===== DATASET EXCERPTS
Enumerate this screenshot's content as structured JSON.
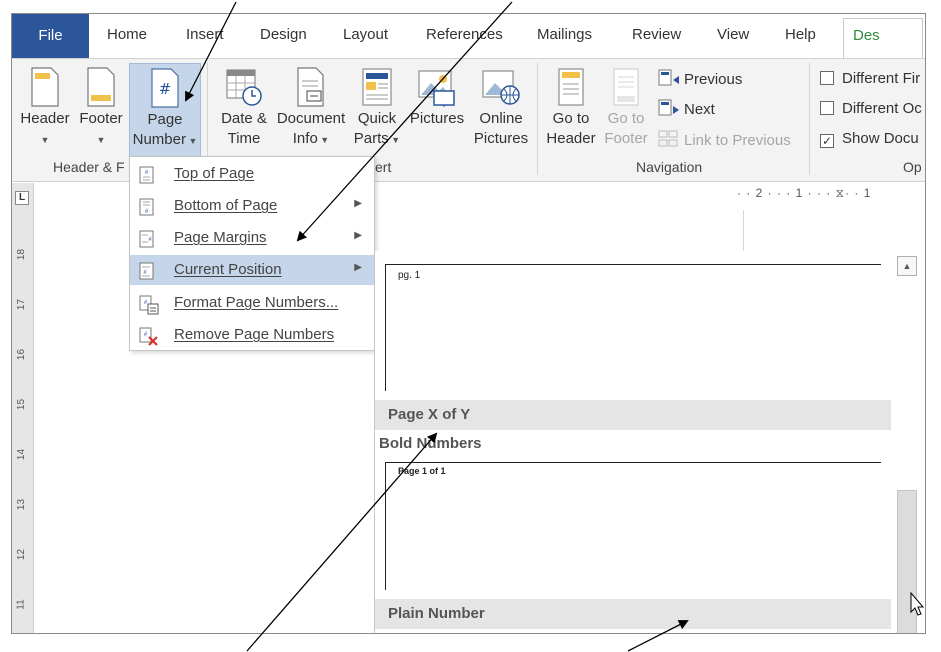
{
  "tabs": {
    "file": "File",
    "home": "Home",
    "insert": "Insert",
    "design": "Design",
    "layout": "Layout",
    "references": "References",
    "mailings": "Mailings",
    "review": "Review",
    "view": "View",
    "help": "Help",
    "design_tools": "Des"
  },
  "ribbon": {
    "header": {
      "label": "Header"
    },
    "footer": {
      "label": "Footer"
    },
    "page_number": {
      "line1": "Page",
      "line2": "Number"
    },
    "date_time": {
      "line1": "Date &",
      "line2": "Time"
    },
    "document_info": {
      "line1": "Document",
      "line2": "Info"
    },
    "quick_parts": {
      "line1": "Quick",
      "line2": "Parts"
    },
    "pictures": {
      "label": "Pictures"
    },
    "online_pictures": {
      "line1": "Online",
      "line2": "Pictures"
    },
    "go_to_header": {
      "line1": "Go to",
      "line2": "Header"
    },
    "go_to_footer": {
      "line1": "Go to",
      "line2": "Footer"
    },
    "previous": "Previous",
    "next": "Next",
    "link_to_previous": "Link to Previous",
    "different_first": "Different Fir",
    "different_odd": "Different Oc",
    "show_document": "Show Docu",
    "groups": {
      "header_footer": "Header & F",
      "insert": "ert",
      "navigation": "Navigation",
      "options": "Op"
    }
  },
  "menu": {
    "items": [
      {
        "label": "Top of Page",
        "has_submenu": false
      },
      {
        "label": "Bottom of Page",
        "has_submenu": true
      },
      {
        "label": "Page Margins",
        "has_submenu": true
      },
      {
        "label": "Current Position",
        "has_submenu": true
      },
      {
        "label": "Format Page Numbers...",
        "has_submenu": false
      },
      {
        "label": "Remove Page Numbers",
        "has_submenu": false
      }
    ],
    "highlighted": "Current Position"
  },
  "gallery": {
    "thumb1_text": "pg. 1",
    "heading1": "Page X of Y",
    "subheading": "Bold Numbers",
    "thumb2_text": "Page 1 of 1",
    "heading2": "Plain Number"
  },
  "ruler": {
    "horizontal": "· · 2 · · · 1 · · · ",
    "horizontal_end": "· · 1",
    "vertical_numbers": [
      "18",
      "17",
      "16",
      "15",
      "14",
      "13",
      "12",
      "11"
    ]
  },
  "icons": {
    "tab_stop": "L",
    "page_number_glyph": "#"
  }
}
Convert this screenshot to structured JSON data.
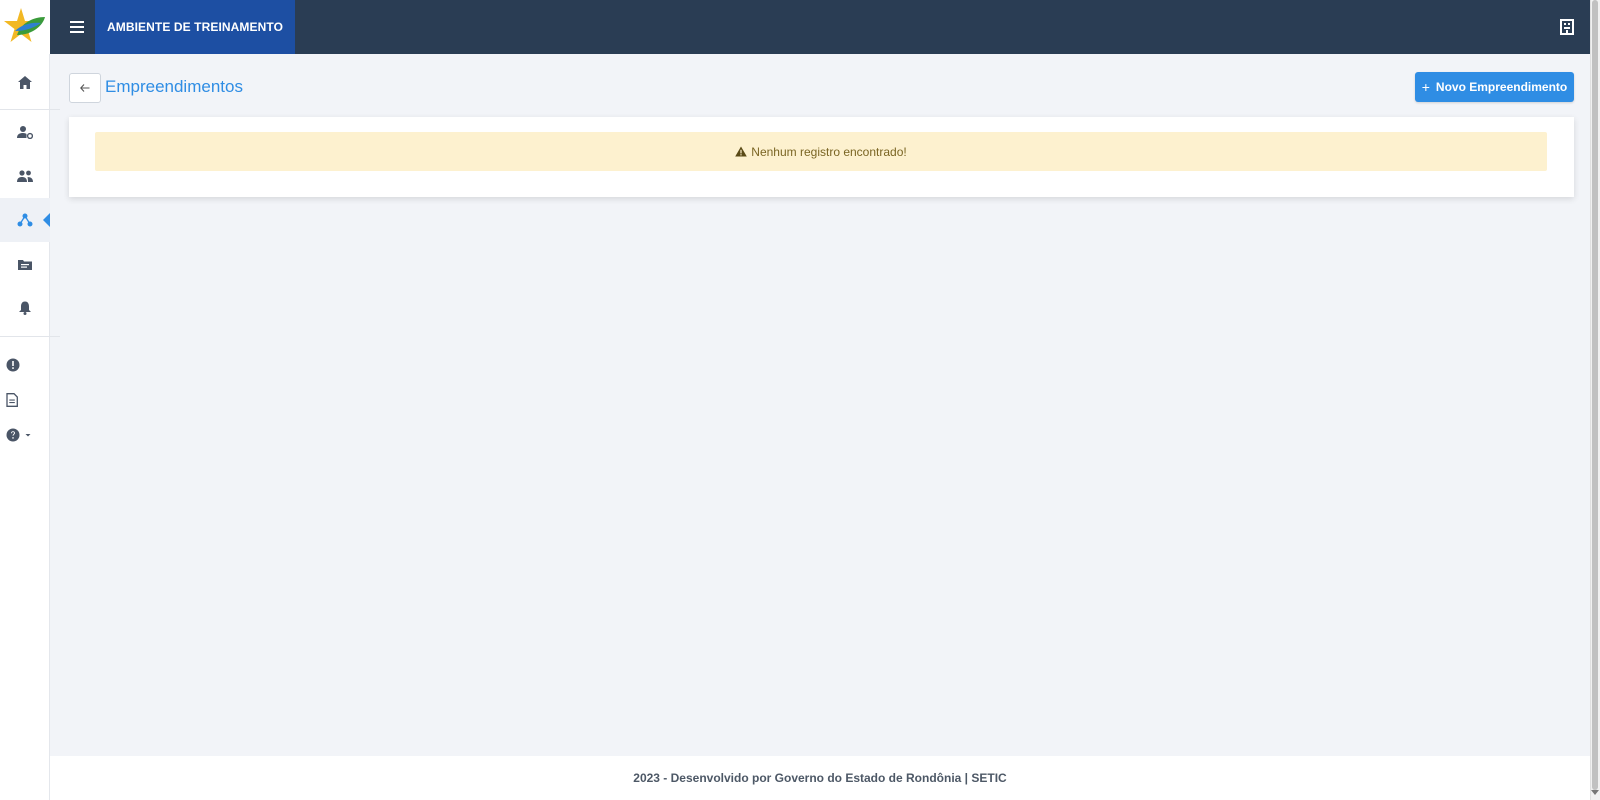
{
  "header": {
    "environment_label": "AMBIENTE DE TREINAMENTO",
    "menu_icon": "hamburger-menu-icon",
    "logo_icon": "star-leaf-logo",
    "right_icon": "building-icon",
    "background_color": "#2a3d54",
    "environment_color": "#1d4fa3"
  },
  "sidebar": {
    "items": [
      {
        "icon": "home-icon",
        "active": false
      },
      {
        "icon": "user-settings-icon",
        "active": false
      },
      {
        "icon": "people-icon",
        "active": false
      },
      {
        "icon": "network-icon",
        "active": true
      },
      {
        "icon": "folder-icon",
        "active": false
      },
      {
        "icon": "bell-icon",
        "active": false
      }
    ],
    "secondary_items": [
      {
        "icon": "alert-circle-icon"
      },
      {
        "icon": "document-icon"
      },
      {
        "icon": "help-icon",
        "has_dropdown": true
      }
    ],
    "active_color": "#2f8de4"
  },
  "page": {
    "back_icon": "arrow-left-icon",
    "title": "Empreendimentos",
    "new_button_label": "Novo Empreendimento",
    "new_button_icon": "plus-icon",
    "accent_color": "#2f8de4"
  },
  "alert": {
    "icon": "warning-triangle-icon",
    "message": "Nenhum registro encontrado!",
    "background_color": "#fdf1cf"
  },
  "footer": {
    "text": "2023 - Desenvolvido por Governo do Estado de Rondônia | SETIC"
  }
}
==========
**EXERCISE**
Restate word for word, please, the line containing "Convert this screenshot" and all lines after it through the end of the material; the pictures do not belong in the copy.

**TASK RESULT**
Convert this screenshot to structured JSON data.
{
  "header": {
    "environment_label": "AMBIENTE DE TREINAMENTO",
    "menu_icon": "hamburger-menu-icon",
    "logo_icon": "star-leaf-logo",
    "right_icon": "building-icon",
    "background_color": "#2a3d54",
    "environment_color": "#1d4fa3"
  },
  "sidebar": {
    "items": [
      {
        "icon": "home-icon",
        "active": false
      },
      {
        "icon": "user-settings-icon",
        "active": false
      },
      {
        "icon": "people-icon",
        "active": false
      },
      {
        "icon": "network-icon",
        "active": true
      },
      {
        "icon": "folder-icon",
        "active": false
      },
      {
        "icon": "bell-icon",
        "active": false
      }
    ],
    "secondary_items": [
      {
        "icon": "alert-circle-icon"
      },
      {
        "icon": "document-icon"
      },
      {
        "icon": "help-icon",
        "has_dropdown": true
      }
    ],
    "active_color": "#2f8de4"
  },
  "page": {
    "back_icon": "arrow-left-icon",
    "title": "Empreendimentos",
    "new_button_label": "Novo Empreendimento",
    "new_button_icon": "plus-icon",
    "accent_color": "#2f8de4"
  },
  "alert": {
    "icon": "warning-triangle-icon",
    "message": "Nenhum registro encontrado!",
    "background_color": "#fdf1cf"
  },
  "footer": {
    "text": "2023 - Desenvolvido por Governo do Estado de Rondônia | SETIC"
  }
}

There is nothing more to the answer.